- **WHAT THE EXERCISE ASKS**: Without the pictures, write out all the lines below exactly as they appear.

- **RECORD LIST**:
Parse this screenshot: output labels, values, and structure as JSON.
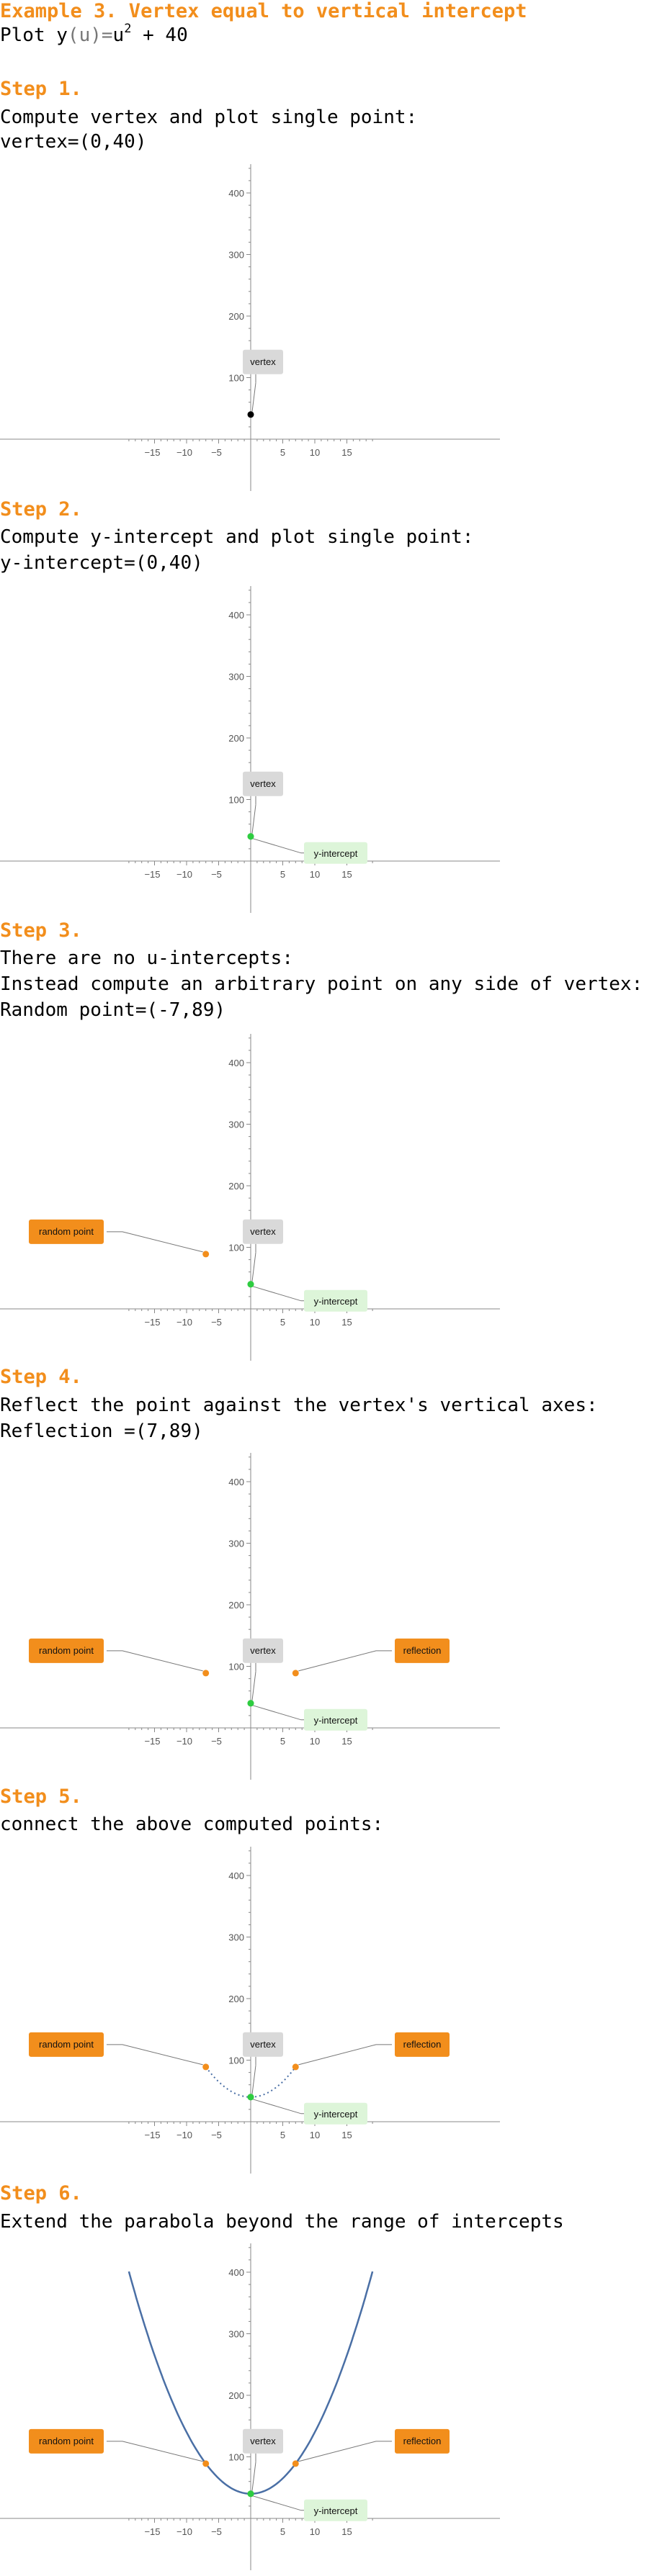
{
  "title": "Example 3. Vertex equal to vertical intercept",
  "plot_prefix": "Plot y",
  "plot_var": "(u)",
  "plot_eq": "=",
  "plot_u": "u",
  "plot_exp": "2",
  "plot_rest": " + 40",
  "steps": [
    {
      "label": "Step 1.",
      "lines": [
        "Compute vertex and plot single point:",
        "vertex=(0,40)"
      ]
    },
    {
      "label": "Step 2.",
      "lines": [
        "Compute y-intercept and plot single point:",
        "y-intercept=(0,40)"
      ]
    },
    {
      "label": "Step 3.",
      "lines": [
        "There are no u-intercepts:",
        "Instead compute an arbitrary point on any side of vertex:",
        "Random point=(-7,89)"
      ]
    },
    {
      "label": "Step 4.",
      "lines": [
        "Reflect the point against the vertex's vertical axes:",
        "Reflection =(7,89)"
      ]
    },
    {
      "label": "Step 5.",
      "lines": [
        "connect the above computed points:"
      ]
    },
    {
      "label": "Step 6.",
      "lines": [
        "Extend the parabola beyond the range of intercepts"
      ]
    }
  ],
  "labels": {
    "vertex": "vertex",
    "y_intercept": "y-intercept",
    "random_point": "random point",
    "reflection": "reflection"
  },
  "colors": {
    "accent": "#f28e1c",
    "vertex_black": "#000000",
    "green_point": "#2ecc40",
    "orange_point": "#f28e1c",
    "curve": "#4a6fa5",
    "vertex_box": "#d9d9d9",
    "intercept_box": "#ddf5d9"
  },
  "chart_data": [
    {
      "type": "scatter",
      "xlim": [
        -19,
        19
      ],
      "ylim": [
        -20,
        440
      ],
      "x_ticks": [
        -15,
        -10,
        -5,
        5,
        10,
        15
      ],
      "y_ticks": [
        100,
        200,
        300,
        400
      ],
      "points": [
        {
          "x": 0,
          "y": 40,
          "label": "vertex"
        }
      ]
    },
    {
      "type": "scatter",
      "xlim": [
        -19,
        19
      ],
      "ylim": [
        -20,
        440
      ],
      "x_ticks": [
        -15,
        -10,
        -5,
        5,
        10,
        15
      ],
      "y_ticks": [
        100,
        200,
        300,
        400
      ],
      "points": [
        {
          "x": 0,
          "y": 40,
          "label": "vertex"
        },
        {
          "x": 0,
          "y": 40,
          "label": "y-intercept"
        }
      ]
    },
    {
      "type": "scatter",
      "xlim": [
        -19,
        19
      ],
      "ylim": [
        -20,
        440
      ],
      "x_ticks": [
        -15,
        -10,
        -5,
        5,
        10,
        15
      ],
      "y_ticks": [
        100,
        200,
        300,
        400
      ],
      "points": [
        {
          "x": 0,
          "y": 40,
          "label": "vertex"
        },
        {
          "x": 0,
          "y": 40,
          "label": "y-intercept"
        },
        {
          "x": -7,
          "y": 89,
          "label": "random point"
        }
      ]
    },
    {
      "type": "scatter",
      "xlim": [
        -19,
        19
      ],
      "ylim": [
        -20,
        440
      ],
      "x_ticks": [
        -15,
        -10,
        -5,
        5,
        10,
        15
      ],
      "y_ticks": [
        100,
        200,
        300,
        400
      ],
      "points": [
        {
          "x": 0,
          "y": 40,
          "label": "vertex"
        },
        {
          "x": 0,
          "y": 40,
          "label": "y-intercept"
        },
        {
          "x": -7,
          "y": 89,
          "label": "random point"
        },
        {
          "x": 7,
          "y": 89,
          "label": "reflection"
        }
      ]
    },
    {
      "type": "line",
      "xlim": [
        -19,
        19
      ],
      "ylim": [
        -20,
        440
      ],
      "x_ticks": [
        -15,
        -10,
        -5,
        5,
        10,
        15
      ],
      "y_ticks": [
        100,
        200,
        300,
        400
      ],
      "points": [
        {
          "x": 0,
          "y": 40,
          "label": "vertex"
        },
        {
          "x": 0,
          "y": 40,
          "label": "y-intercept"
        },
        {
          "x": -7,
          "y": 89,
          "label": "random point"
        },
        {
          "x": 7,
          "y": 89,
          "label": "reflection"
        }
      ],
      "curve": {
        "function": "u^2+40",
        "x_range": [
          -7,
          7
        ],
        "style": "dotted"
      }
    },
    {
      "type": "line",
      "xlim": [
        -19,
        19
      ],
      "ylim": [
        -20,
        440
      ],
      "x_ticks": [
        -15,
        -10,
        -5,
        5,
        10,
        15
      ],
      "y_ticks": [
        100,
        200,
        300,
        400
      ],
      "points": [
        {
          "x": 0,
          "y": 40,
          "label": "vertex"
        },
        {
          "x": 0,
          "y": 40,
          "label": "y-intercept"
        },
        {
          "x": -7,
          "y": 89,
          "label": "random point"
        },
        {
          "x": 7,
          "y": 89,
          "label": "reflection"
        }
      ],
      "curve": {
        "function": "u^2+40",
        "x_range": [
          -19,
          19
        ],
        "style": "solid"
      }
    }
  ]
}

- **EXPECTED ANSWER**:
Parse this screenshot: output labels, values, and structure as JSON.
{
  "title": "Example 3. Vertex equal to vertical intercept",
  "plot_prefix": "Plot y",
  "plot_var": "(u)",
  "plot_eq": "=",
  "plot_u": "u",
  "plot_exp": "2",
  "plot_rest": " + 40",
  "steps": [
    {
      "label": "Step 1.",
      "lines": [
        "Compute vertex and plot single point:",
        "vertex=(0,40)"
      ]
    },
    {
      "label": "Step 2.",
      "lines": [
        "Compute y-intercept and plot single point:",
        "y-intercept=(0,40)"
      ]
    },
    {
      "label": "Step 3.",
      "lines": [
        "There are no u-intercepts:",
        "Instead compute an arbitrary point on any side of vertex:",
        "Random point=(-7,89)"
      ]
    },
    {
      "label": "Step 4.",
      "lines": [
        "Reflect the point against the vertex's vertical axes:",
        "Reflection =(7,89)"
      ]
    },
    {
      "label": "Step 5.",
      "lines": [
        "connect the above computed points:"
      ]
    },
    {
      "label": "Step 6.",
      "lines": [
        "Extend the parabola beyond the range of intercepts"
      ]
    }
  ],
  "labels": {
    "vertex": "vertex",
    "y_intercept": "y-intercept",
    "random_point": "random point",
    "reflection": "reflection"
  },
  "colors": {
    "accent": "#f28e1c",
    "vertex_black": "#000000",
    "green_point": "#2ecc40",
    "orange_point": "#f28e1c",
    "curve": "#4a6fa5",
    "vertex_box": "#d9d9d9",
    "intercept_box": "#ddf5d9"
  },
  "chart_data": [
    {
      "type": "scatter",
      "xlim": [
        -19,
        19
      ],
      "ylim": [
        -20,
        440
      ],
      "x_ticks": [
        -15,
        -10,
        -5,
        5,
        10,
        15
      ],
      "y_ticks": [
        100,
        200,
        300,
        400
      ],
      "points": [
        {
          "x": 0,
          "y": 40,
          "label": "vertex"
        }
      ]
    },
    {
      "type": "scatter",
      "xlim": [
        -19,
        19
      ],
      "ylim": [
        -20,
        440
      ],
      "x_ticks": [
        -15,
        -10,
        -5,
        5,
        10,
        15
      ],
      "y_ticks": [
        100,
        200,
        300,
        400
      ],
      "points": [
        {
          "x": 0,
          "y": 40,
          "label": "vertex"
        },
        {
          "x": 0,
          "y": 40,
          "label": "y-intercept"
        }
      ]
    },
    {
      "type": "scatter",
      "xlim": [
        -19,
        19
      ],
      "ylim": [
        -20,
        440
      ],
      "x_ticks": [
        -15,
        -10,
        -5,
        5,
        10,
        15
      ],
      "y_ticks": [
        100,
        200,
        300,
        400
      ],
      "points": [
        {
          "x": 0,
          "y": 40,
          "label": "vertex"
        },
        {
          "x": 0,
          "y": 40,
          "label": "y-intercept"
        },
        {
          "x": -7,
          "y": 89,
          "label": "random point"
        }
      ]
    },
    {
      "type": "scatter",
      "xlim": [
        -19,
        19
      ],
      "ylim": [
        -20,
        440
      ],
      "x_ticks": [
        -15,
        -10,
        -5,
        5,
        10,
        15
      ],
      "y_ticks": [
        100,
        200,
        300,
        400
      ],
      "points": [
        {
          "x": 0,
          "y": 40,
          "label": "vertex"
        },
        {
          "x": 0,
          "y": 40,
          "label": "y-intercept"
        },
        {
          "x": -7,
          "y": 89,
          "label": "random point"
        },
        {
          "x": 7,
          "y": 89,
          "label": "reflection"
        }
      ]
    },
    {
      "type": "line",
      "xlim": [
        -19,
        19
      ],
      "ylim": [
        -20,
        440
      ],
      "x_ticks": [
        -15,
        -10,
        -5,
        5,
        10,
        15
      ],
      "y_ticks": [
        100,
        200,
        300,
        400
      ],
      "points": [
        {
          "x": 0,
          "y": 40,
          "label": "vertex"
        },
        {
          "x": 0,
          "y": 40,
          "label": "y-intercept"
        },
        {
          "x": -7,
          "y": 89,
          "label": "random point"
        },
        {
          "x": 7,
          "y": 89,
          "label": "reflection"
        }
      ],
      "curve": {
        "function": "u^2+40",
        "x_range": [
          -7,
          7
        ],
        "style": "dotted"
      }
    },
    {
      "type": "line",
      "xlim": [
        -19,
        19
      ],
      "ylim": [
        -20,
        440
      ],
      "x_ticks": [
        -15,
        -10,
        -5,
        5,
        10,
        15
      ],
      "y_ticks": [
        100,
        200,
        300,
        400
      ],
      "points": [
        {
          "x": 0,
          "y": 40,
          "label": "vertex"
        },
        {
          "x": 0,
          "y": 40,
          "label": "y-intercept"
        },
        {
          "x": -7,
          "y": 89,
          "label": "random point"
        },
        {
          "x": 7,
          "y": 89,
          "label": "reflection"
        }
      ],
      "curve": {
        "function": "u^2+40",
        "x_range": [
          -19,
          19
        ],
        "style": "solid"
      }
    }
  ]
}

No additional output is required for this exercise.